* start Records supplied *

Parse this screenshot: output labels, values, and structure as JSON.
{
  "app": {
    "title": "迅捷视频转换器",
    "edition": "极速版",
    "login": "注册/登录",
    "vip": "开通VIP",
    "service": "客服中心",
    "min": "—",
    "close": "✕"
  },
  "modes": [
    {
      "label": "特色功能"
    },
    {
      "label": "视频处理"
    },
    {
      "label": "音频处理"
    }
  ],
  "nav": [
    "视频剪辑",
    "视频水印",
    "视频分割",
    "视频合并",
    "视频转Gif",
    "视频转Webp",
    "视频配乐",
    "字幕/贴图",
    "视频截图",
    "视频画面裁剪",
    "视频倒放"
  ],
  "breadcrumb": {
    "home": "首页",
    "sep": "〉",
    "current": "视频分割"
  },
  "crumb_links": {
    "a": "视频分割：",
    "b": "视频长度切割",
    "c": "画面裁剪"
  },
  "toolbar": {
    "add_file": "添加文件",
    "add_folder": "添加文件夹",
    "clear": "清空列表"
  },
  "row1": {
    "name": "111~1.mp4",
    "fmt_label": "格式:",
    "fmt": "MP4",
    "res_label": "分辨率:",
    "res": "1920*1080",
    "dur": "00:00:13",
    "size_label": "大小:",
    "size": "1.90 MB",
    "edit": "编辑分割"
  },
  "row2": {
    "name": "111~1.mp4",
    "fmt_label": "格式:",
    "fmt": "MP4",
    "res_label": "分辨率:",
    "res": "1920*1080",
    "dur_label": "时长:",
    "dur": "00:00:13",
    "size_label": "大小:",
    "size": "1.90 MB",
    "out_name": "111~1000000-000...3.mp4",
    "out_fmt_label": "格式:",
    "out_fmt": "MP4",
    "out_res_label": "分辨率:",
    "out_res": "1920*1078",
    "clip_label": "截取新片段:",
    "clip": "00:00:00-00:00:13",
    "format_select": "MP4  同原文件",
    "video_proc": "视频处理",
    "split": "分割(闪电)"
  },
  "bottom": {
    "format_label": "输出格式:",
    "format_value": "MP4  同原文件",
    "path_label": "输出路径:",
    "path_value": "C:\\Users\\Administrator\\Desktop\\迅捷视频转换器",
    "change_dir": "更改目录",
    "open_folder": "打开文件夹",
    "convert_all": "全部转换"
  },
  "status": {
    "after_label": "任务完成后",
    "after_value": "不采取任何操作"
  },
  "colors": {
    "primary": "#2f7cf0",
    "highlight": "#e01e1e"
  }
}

* end Records supplied *

*Task to complete*: Using the listing above, retype each line exactly.

*Solved exercise*:
Parse this screenshot: output labels, values, and structure as JSON.
{
  "app": {
    "title": "迅捷视频转换器",
    "edition": "极速版",
    "login": "注册/登录",
    "vip": "开通VIP",
    "service": "客服中心",
    "min": "—",
    "close": "✕"
  },
  "modes": [
    {
      "label": "特色功能"
    },
    {
      "label": "视频处理"
    },
    {
      "label": "音频处理"
    }
  ],
  "nav": [
    "视频剪辑",
    "视频水印",
    "视频分割",
    "视频合并",
    "视频转Gif",
    "视频转Webp",
    "视频配乐",
    "字幕/贴图",
    "视频截图",
    "视频画面裁剪",
    "视频倒放"
  ],
  "breadcrumb": {
    "home": "首页",
    "sep": "〉",
    "current": "视频分割"
  },
  "crumb_links": {
    "a": "视频分割：",
    "b": "视频长度切割",
    "c": "画面裁剪"
  },
  "toolbar": {
    "add_file": "添加文件",
    "add_folder": "添加文件夹",
    "clear": "清空列表"
  },
  "row1": {
    "name": "111~1.mp4",
    "fmt_label": "格式:",
    "fmt": "MP4",
    "res_label": "分辨率:",
    "res": "1920*1080",
    "dur": "00:00:13",
    "size_label": "大小:",
    "size": "1.90 MB",
    "edit": "编辑分割"
  },
  "row2": {
    "name": "111~1.mp4",
    "fmt_label": "格式:",
    "fmt": "MP4",
    "res_label": "分辨率:",
    "res": "1920*1080",
    "dur_label": "时长:",
    "dur": "00:00:13",
    "size_label": "大小:",
    "size": "1.90 MB",
    "out_name": "111~1000000-000...3.mp4",
    "out_fmt_label": "格式:",
    "out_fmt": "MP4",
    "out_res_label": "分辨率:",
    "out_res": "1920*1078",
    "clip_label": "截取新片段:",
    "clip": "00:00:00-00:00:13",
    "format_select": "MP4  同原文件",
    "video_proc": "视频处理",
    "split": "分割(闪电)"
  },
  "bottom": {
    "format_label": "输出格式:",
    "format_value": "MP4  同原文件",
    "path_label": "输出路径:",
    "path_value": "C:\\Users\\Administrator\\Desktop\\迅捷视频转换器",
    "change_dir": "更改目录",
    "open_folder": "打开文件夹",
    "convert_all": "全部转换"
  },
  "status": {
    "after_label": "任务完成后",
    "after_value": "不采取任何操作"
  },
  "colors": {
    "primary": "#2f7cf0",
    "highlight": "#e01e1e"
  }
}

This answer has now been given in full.